::: Records for the exercise :::
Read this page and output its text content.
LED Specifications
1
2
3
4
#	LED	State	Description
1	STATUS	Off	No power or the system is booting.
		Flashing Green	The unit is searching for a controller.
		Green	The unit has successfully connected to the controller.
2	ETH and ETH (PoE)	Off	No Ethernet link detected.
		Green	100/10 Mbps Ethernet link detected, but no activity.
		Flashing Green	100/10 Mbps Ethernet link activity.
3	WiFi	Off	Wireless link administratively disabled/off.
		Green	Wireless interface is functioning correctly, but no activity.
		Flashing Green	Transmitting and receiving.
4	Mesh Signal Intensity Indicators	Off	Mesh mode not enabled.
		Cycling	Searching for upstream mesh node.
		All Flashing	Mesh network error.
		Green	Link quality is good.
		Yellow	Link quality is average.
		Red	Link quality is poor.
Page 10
:::
* What you have to do: Your task is to print all of the records exactly.

* Response to the exercise:
Read this page and output its text content.
LED Specifications
1
2
3
4
#	LED	State	Description
1	STATUS	Off	No power or the system is booting.
		Flashing Green	The unit is searching for a controller.
		Green	The unit has successfully connected to the controller.
2	ETH and ETH (PoE)	Off	No Ethernet link detected.
		Green	100/10 Mbps Ethernet link detected, but no activity.
		Flashing Green	100/10 Mbps Ethernet link activity.
3	WiFi	Off	Wireless link administratively disabled/off.
		Green	Wireless interface is functioning correctly, but no activity.
		Flashing Green	Transmitting and receiving.
4	Mesh Signal Intensity Indicators	Off	Mesh mode not enabled.
		Cycling	Searching for upstream mesh node.
		All Flashing	Mesh network error.
		Green	Link quality is good.
		Yellow	Link quality is average.
		Red	Link quality is poor.
Page 10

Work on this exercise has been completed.